* **The exercise**
Collect each line of the entries that holds the string "后的价格是".

* **Information provided**
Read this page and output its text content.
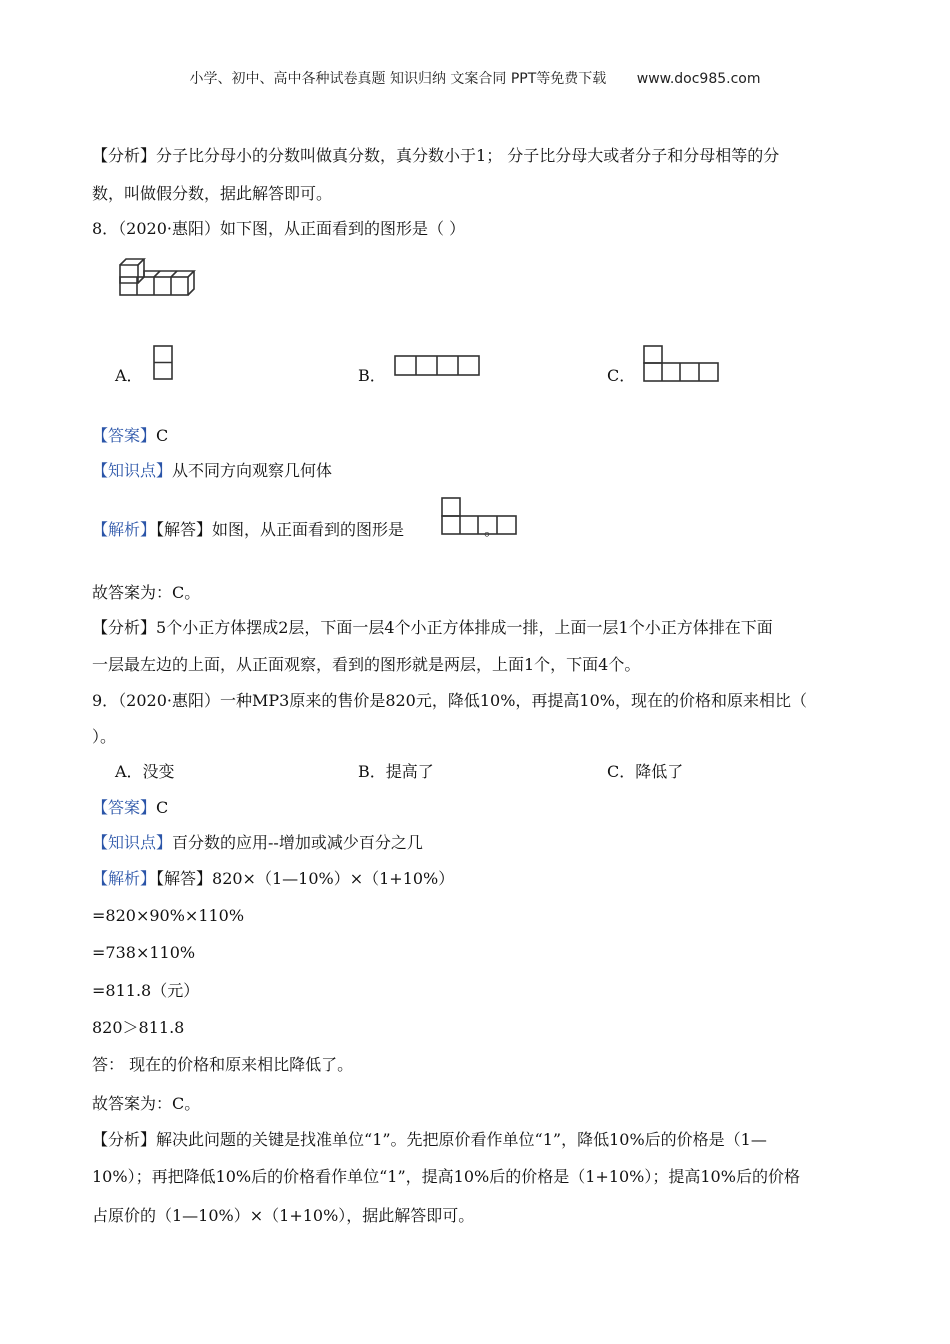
小学、初中、高中各种试卷真题 知识归纳 文案合同 PPT等免费下载 www.doc985.com
【分析】分子比分母小的分数叫做真分数，真分数小于1； 分子比分母大或者分子和分母相等的分
数，叫做假分数，据此解答即可。
8．（2020·惠阳）如下图，从正面看到的图形是（ ）
A．	B．	C．
【答案】C
【知识点】从不同方向观察几何体
【解析】【解答】如图，从正面看到的图形是	。
故答案为：C。
【分析】5个小正方体摆成2层，下面一层4个小正方体排成一排，上面一层1个小正方体排在下面
一层最左边的上面，从正面观察，看到的图形就是两层，上面1个，下面4个。
9．（2020·惠阳）一种MP3原来的售价是820元，降低10%，再提高10%，现在的价格和原来相比（
）。
A．没变	B．提高了	C．降低了
【答案】C
【知识点】百分数的应用--增加或减少百分之几
【解析】【解答】820×（1—10%）×（1+10%）
=820×90%×110%
=738×110%
=811.8（元）
820＞811.8
答： 现在的价格和原来相比降低了。
故答案为：C。
【分析】解决此问题的关键是找准单位“1”。先把原价看作单位“1”，降低10%后的价格是（1—
10%）；再把降低10%后的价格看作单位“1”，提高10%后的价格是（1+10%）；提高10%后的价格
占原价的（1—10%）×（1+10%），据此解答即可。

* **Answer to the problem**
【分析】解决此问题的关键是找准单位“1”。先把原价看作单位“1”，降低10%后的价格是（1—
10%）；再把降低10%后的价格看作单位“1”，提高10%后的价格是（1+10%）；提高10%后的价格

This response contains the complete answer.